YOUR OBJECTIVE:
In the listing below, locate the lines that hold "Cheese" and copy them.

Stored records
§ §
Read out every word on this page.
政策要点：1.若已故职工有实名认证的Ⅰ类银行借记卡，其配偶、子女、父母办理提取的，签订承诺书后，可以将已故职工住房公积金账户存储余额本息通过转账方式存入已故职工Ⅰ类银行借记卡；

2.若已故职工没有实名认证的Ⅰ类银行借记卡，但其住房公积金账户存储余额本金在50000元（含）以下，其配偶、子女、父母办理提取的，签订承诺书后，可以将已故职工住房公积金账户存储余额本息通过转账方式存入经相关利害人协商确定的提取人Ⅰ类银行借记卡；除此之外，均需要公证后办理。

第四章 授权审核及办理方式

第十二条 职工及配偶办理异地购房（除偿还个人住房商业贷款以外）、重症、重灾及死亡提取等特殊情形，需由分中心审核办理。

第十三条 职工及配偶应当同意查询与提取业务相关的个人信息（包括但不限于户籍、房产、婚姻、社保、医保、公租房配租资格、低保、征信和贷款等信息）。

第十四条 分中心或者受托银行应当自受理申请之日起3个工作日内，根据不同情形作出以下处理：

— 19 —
§ §
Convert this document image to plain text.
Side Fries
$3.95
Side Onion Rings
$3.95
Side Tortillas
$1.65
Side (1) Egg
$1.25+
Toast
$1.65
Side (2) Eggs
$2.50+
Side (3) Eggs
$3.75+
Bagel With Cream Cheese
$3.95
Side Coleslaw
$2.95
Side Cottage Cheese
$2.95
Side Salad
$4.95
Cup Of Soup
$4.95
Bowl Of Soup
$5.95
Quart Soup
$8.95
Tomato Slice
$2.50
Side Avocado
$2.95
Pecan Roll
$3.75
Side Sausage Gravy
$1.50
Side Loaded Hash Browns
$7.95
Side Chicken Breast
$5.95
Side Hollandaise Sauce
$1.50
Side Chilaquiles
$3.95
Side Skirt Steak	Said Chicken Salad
§ §
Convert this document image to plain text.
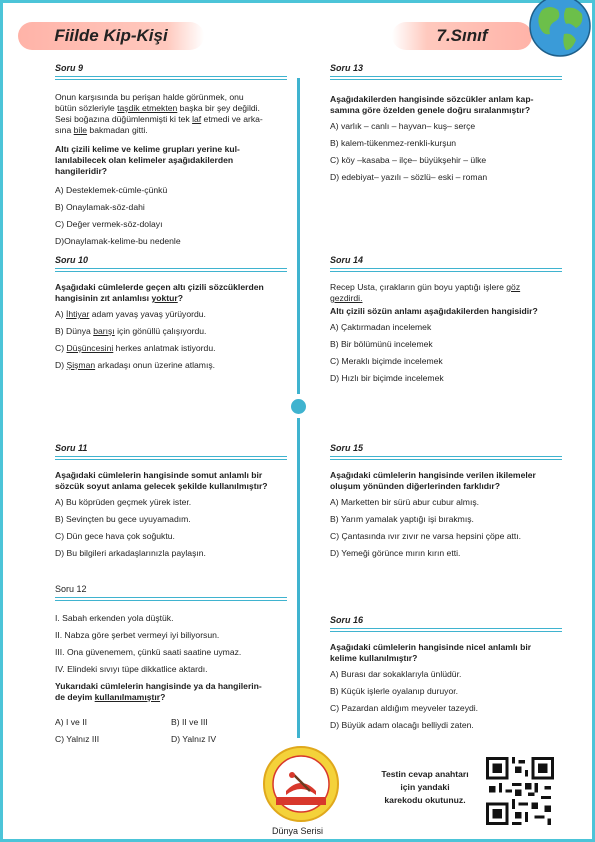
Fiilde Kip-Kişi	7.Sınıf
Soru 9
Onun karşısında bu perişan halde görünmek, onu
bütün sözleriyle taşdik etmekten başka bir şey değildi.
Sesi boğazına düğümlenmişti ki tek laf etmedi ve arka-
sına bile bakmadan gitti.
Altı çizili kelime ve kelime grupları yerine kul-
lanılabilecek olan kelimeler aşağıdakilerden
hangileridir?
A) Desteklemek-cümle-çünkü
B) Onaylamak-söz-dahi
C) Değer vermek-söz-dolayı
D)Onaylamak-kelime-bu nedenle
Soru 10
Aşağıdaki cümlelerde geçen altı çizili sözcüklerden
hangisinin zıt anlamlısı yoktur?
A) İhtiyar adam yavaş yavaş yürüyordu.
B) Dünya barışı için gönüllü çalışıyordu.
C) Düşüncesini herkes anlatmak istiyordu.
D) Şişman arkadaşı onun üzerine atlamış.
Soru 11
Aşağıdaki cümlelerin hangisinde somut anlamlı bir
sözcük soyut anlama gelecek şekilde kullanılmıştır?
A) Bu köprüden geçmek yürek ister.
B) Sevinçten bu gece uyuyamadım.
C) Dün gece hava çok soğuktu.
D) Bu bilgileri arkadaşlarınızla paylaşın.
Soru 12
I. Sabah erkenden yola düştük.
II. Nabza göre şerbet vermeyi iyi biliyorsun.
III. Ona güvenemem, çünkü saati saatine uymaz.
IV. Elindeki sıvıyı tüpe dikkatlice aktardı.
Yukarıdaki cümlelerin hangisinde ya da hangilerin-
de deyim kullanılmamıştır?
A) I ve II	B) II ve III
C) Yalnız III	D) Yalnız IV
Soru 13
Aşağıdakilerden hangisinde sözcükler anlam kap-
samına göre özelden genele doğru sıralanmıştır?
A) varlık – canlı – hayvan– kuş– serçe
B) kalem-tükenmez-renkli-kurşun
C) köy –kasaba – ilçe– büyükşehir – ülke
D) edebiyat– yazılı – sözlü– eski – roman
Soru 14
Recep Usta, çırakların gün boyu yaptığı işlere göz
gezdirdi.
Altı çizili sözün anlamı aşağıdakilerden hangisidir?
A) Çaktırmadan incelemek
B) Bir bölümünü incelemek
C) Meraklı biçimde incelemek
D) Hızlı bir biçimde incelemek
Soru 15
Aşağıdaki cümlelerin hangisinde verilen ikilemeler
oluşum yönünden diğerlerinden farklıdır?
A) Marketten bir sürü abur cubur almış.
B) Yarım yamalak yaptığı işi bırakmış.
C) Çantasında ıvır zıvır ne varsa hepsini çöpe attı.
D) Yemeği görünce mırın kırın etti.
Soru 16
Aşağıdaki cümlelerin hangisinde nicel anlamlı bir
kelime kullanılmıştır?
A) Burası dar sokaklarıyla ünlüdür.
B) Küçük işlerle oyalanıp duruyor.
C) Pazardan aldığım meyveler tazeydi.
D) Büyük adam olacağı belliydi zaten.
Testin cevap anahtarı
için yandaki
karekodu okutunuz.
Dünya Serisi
§ §
RESULT:
Bagel With Cream Cheese
Side Cottage Cheese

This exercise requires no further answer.